Activity: Filter the listing below for "enabled" and report every line that has it.
———
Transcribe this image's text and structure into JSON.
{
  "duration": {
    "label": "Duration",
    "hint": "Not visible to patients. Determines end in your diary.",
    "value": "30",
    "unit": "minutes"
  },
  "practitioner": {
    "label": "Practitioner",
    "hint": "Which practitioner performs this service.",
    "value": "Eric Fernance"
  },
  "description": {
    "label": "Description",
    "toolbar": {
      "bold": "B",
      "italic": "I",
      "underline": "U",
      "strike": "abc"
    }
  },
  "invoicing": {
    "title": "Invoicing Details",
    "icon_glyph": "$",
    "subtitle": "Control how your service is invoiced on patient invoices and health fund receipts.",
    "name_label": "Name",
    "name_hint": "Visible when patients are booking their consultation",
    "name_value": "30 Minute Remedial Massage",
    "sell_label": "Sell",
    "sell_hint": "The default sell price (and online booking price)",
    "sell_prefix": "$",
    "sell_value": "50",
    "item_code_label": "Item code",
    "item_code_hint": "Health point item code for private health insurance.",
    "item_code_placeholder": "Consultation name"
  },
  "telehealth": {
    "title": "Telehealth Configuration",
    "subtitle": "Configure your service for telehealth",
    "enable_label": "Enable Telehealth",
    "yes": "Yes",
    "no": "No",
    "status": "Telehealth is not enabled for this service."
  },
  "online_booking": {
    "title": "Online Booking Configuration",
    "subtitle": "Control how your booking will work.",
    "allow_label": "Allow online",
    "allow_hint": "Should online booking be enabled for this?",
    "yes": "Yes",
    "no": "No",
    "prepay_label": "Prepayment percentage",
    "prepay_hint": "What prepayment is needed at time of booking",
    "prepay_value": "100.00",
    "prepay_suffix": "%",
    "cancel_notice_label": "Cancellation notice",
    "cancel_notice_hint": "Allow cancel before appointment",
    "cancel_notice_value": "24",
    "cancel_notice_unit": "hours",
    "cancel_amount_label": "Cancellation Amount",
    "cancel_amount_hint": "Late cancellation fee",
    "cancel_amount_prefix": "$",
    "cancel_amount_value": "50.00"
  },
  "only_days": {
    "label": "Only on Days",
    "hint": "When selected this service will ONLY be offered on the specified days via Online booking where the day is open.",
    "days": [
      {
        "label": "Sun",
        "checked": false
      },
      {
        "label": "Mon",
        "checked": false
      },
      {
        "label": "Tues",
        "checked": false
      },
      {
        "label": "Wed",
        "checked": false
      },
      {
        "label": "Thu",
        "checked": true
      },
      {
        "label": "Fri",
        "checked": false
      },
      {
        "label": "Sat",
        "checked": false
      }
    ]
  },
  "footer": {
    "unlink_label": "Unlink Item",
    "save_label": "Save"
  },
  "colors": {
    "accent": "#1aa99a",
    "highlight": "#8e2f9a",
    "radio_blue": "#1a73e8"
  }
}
———
Answer to this problem:
    "status": "Telehealth is not enabled for this service."
    "allow_hint": "Should online booking be enabled for this?",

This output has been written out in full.